-------- EXCERPTED DATA

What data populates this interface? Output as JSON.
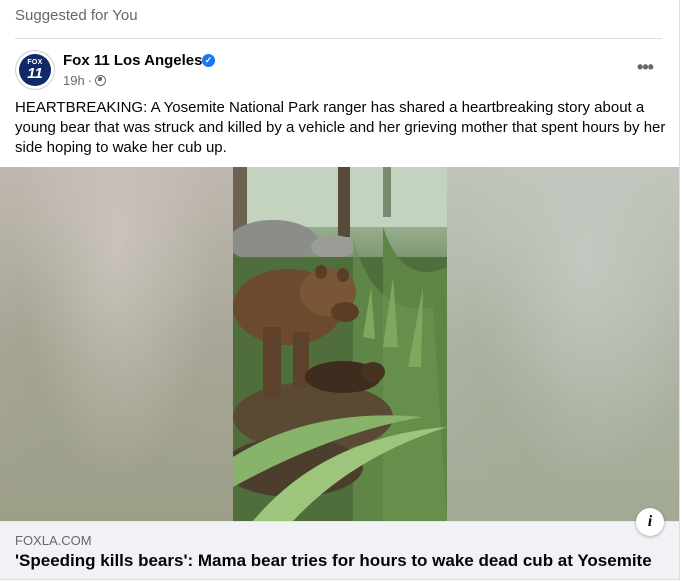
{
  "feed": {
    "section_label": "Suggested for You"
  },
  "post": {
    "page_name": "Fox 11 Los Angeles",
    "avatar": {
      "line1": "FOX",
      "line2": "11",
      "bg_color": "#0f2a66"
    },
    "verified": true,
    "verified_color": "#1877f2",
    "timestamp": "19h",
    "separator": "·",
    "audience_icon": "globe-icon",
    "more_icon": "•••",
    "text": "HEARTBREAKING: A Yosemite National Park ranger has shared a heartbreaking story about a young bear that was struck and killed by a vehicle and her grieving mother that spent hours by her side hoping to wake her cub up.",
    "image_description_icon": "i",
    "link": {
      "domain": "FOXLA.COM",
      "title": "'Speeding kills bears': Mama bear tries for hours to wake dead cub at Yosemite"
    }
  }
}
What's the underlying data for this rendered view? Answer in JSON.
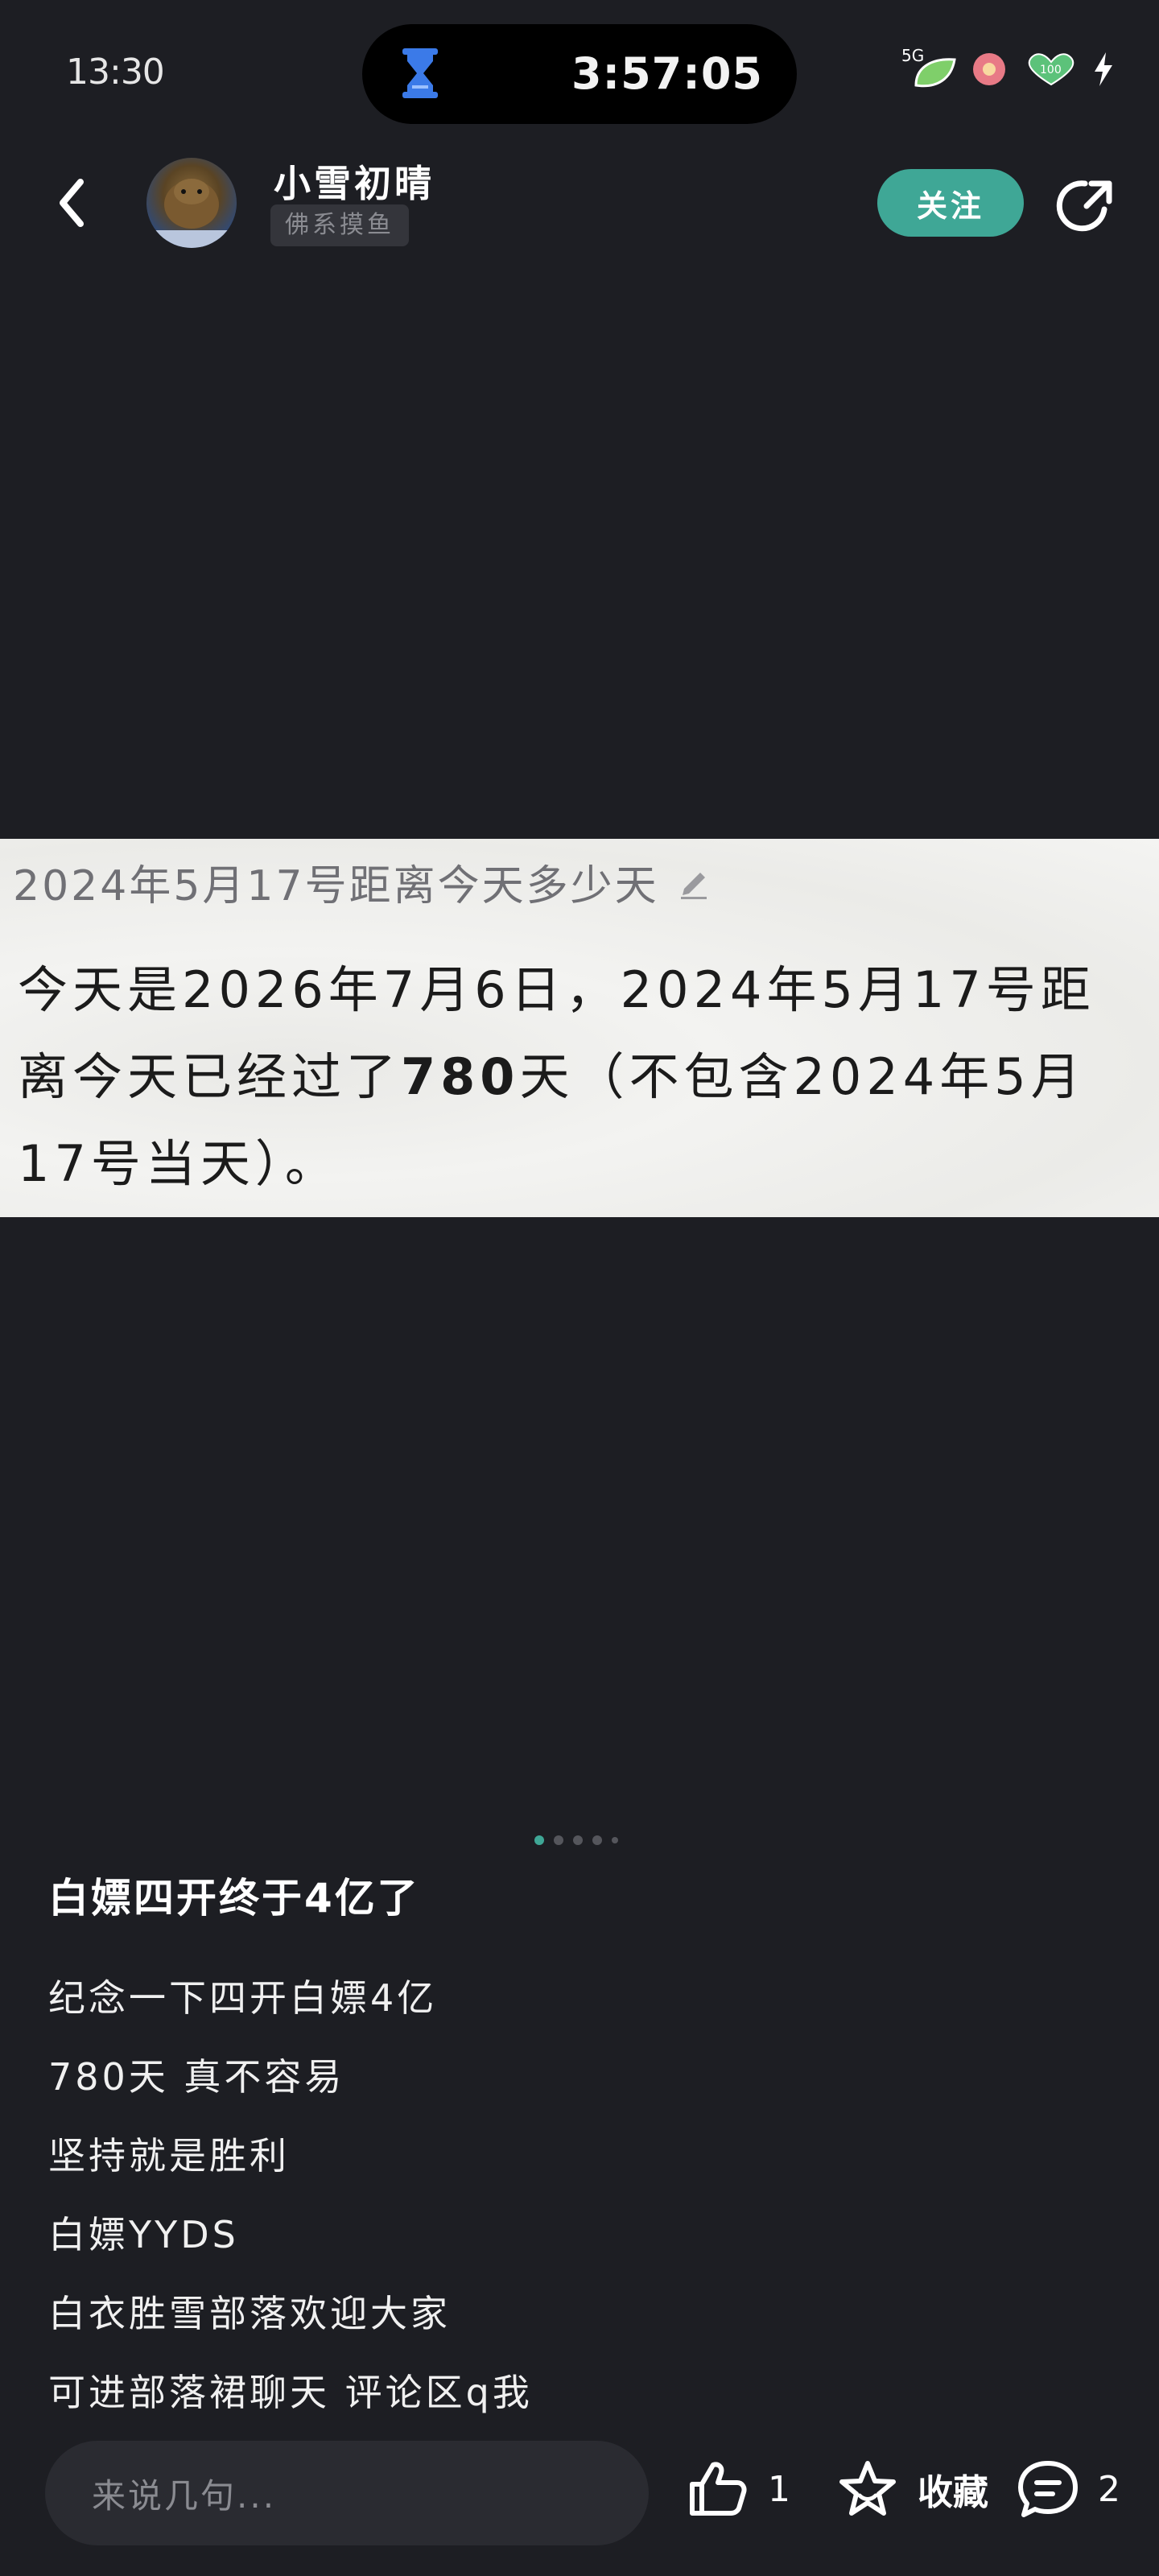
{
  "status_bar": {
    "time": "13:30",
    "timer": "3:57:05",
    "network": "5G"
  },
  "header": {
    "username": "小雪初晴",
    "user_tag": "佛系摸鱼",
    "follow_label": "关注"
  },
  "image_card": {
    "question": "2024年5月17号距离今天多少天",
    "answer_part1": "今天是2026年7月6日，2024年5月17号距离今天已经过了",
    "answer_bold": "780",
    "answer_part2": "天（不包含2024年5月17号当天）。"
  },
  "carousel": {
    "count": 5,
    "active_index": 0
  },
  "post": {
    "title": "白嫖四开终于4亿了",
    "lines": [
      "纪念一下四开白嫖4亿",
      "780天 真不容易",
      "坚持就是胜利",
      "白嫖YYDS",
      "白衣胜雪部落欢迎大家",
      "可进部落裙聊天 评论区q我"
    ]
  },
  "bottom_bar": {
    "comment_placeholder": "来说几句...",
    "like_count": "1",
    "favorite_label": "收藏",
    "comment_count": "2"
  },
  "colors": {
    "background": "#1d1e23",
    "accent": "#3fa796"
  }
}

----------------
-------- EXCERPTED DATA

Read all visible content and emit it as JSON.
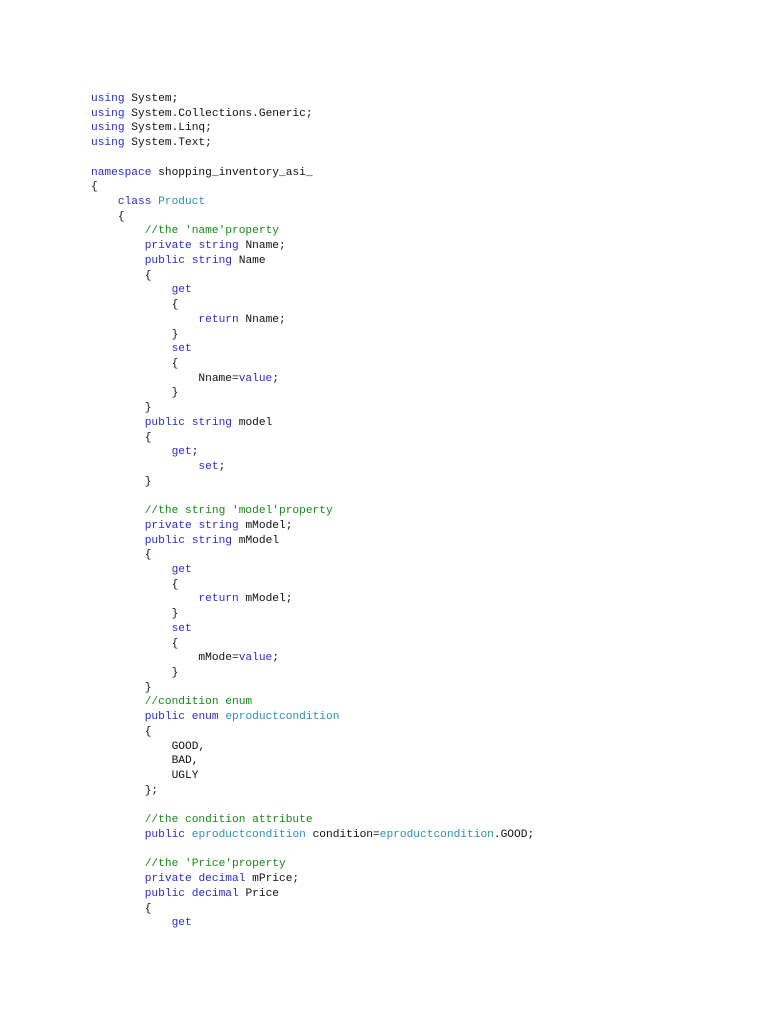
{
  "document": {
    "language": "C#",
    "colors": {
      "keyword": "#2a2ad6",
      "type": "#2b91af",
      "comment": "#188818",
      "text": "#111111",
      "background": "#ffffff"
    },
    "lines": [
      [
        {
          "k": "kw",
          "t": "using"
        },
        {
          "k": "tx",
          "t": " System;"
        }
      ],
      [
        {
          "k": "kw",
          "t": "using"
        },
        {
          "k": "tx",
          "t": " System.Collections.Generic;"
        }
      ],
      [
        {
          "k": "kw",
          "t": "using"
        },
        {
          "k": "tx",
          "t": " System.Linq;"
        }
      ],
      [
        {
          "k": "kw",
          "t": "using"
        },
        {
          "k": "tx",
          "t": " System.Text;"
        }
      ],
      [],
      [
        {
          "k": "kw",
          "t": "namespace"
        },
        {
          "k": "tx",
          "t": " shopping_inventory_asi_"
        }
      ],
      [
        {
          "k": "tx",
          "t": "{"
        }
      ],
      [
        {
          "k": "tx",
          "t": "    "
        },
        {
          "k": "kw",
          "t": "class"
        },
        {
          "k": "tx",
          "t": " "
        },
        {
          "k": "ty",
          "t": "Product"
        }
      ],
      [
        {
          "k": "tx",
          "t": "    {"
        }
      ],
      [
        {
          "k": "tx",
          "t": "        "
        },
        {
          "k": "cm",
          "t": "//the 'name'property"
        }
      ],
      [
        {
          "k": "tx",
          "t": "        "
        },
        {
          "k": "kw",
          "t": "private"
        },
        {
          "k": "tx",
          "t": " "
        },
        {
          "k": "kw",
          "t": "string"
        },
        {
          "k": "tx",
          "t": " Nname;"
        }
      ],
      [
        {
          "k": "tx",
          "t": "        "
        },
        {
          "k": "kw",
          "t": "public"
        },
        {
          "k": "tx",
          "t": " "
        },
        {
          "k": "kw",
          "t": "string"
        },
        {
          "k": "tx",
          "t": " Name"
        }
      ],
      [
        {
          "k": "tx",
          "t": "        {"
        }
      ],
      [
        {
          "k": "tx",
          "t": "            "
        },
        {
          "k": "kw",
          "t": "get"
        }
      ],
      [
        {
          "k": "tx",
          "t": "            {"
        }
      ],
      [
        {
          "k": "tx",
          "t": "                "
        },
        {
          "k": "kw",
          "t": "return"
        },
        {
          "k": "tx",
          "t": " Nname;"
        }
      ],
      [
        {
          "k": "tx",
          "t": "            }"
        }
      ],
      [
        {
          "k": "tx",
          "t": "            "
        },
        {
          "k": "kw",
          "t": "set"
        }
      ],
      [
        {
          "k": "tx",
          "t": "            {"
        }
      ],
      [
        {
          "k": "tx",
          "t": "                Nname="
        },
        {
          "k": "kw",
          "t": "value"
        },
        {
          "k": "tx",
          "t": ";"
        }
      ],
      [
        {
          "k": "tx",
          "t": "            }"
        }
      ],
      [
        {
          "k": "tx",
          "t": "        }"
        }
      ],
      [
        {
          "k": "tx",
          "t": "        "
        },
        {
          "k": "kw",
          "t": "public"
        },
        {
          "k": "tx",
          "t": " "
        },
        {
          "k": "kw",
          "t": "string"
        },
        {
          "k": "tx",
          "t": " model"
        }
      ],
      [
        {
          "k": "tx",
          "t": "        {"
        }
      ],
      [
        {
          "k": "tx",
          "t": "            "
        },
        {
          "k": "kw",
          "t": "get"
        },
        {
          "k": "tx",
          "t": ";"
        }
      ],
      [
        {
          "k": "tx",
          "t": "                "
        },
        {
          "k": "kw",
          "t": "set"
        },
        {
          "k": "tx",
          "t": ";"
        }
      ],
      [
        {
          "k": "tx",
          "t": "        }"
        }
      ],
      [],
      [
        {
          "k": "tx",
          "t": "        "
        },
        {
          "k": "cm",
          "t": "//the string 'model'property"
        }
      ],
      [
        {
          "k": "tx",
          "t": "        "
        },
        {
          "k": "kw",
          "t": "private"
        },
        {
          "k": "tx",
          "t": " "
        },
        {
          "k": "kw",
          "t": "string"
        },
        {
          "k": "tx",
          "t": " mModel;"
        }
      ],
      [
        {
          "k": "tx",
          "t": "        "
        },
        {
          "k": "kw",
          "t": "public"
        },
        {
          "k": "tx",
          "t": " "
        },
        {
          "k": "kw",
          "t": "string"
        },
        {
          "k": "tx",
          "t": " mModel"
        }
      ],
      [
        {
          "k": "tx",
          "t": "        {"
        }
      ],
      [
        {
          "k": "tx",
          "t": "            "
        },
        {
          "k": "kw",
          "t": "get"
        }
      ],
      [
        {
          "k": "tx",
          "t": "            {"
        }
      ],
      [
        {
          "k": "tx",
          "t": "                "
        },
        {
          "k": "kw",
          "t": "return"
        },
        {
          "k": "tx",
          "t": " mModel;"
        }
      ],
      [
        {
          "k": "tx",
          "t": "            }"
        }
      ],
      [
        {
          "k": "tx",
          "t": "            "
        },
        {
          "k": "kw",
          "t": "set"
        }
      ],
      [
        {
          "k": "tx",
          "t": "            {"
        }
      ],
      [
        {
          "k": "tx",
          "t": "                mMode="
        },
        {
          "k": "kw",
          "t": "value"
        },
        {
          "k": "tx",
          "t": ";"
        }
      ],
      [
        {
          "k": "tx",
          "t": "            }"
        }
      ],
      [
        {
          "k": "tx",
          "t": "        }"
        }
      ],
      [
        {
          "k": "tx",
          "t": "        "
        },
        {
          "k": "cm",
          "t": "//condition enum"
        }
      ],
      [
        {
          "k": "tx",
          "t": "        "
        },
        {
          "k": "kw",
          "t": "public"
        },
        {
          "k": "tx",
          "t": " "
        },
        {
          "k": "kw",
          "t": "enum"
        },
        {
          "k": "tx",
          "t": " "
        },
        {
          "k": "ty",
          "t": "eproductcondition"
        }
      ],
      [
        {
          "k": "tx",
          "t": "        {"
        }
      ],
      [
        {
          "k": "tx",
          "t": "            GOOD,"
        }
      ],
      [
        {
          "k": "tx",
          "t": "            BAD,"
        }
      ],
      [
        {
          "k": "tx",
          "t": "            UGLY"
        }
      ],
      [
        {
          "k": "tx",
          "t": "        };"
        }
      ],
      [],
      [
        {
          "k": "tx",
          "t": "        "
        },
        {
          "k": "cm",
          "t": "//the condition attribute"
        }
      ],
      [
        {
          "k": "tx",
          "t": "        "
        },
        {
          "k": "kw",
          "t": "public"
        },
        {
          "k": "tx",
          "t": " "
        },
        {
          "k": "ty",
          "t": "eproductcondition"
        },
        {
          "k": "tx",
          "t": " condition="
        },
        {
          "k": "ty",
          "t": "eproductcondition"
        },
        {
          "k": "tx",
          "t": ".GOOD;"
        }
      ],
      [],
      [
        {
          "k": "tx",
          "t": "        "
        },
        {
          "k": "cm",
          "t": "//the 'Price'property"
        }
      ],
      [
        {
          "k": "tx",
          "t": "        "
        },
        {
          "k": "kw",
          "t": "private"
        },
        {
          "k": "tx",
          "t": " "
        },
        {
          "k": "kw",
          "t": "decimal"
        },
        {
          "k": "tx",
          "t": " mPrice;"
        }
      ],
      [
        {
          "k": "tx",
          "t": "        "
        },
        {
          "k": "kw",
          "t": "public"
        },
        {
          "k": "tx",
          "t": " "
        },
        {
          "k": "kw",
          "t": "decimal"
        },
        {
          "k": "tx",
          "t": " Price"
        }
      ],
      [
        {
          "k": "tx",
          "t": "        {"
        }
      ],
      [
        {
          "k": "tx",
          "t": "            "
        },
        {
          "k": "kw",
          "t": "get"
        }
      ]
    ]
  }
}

----------------

• **YOUR GOAL**: Find the string "this" in the records, then copy each line where it occurs.

• **SOLUTION**:
What data populates this interface? Output as JSON.
What's the underlying data for this rendered view? Answer in JSON.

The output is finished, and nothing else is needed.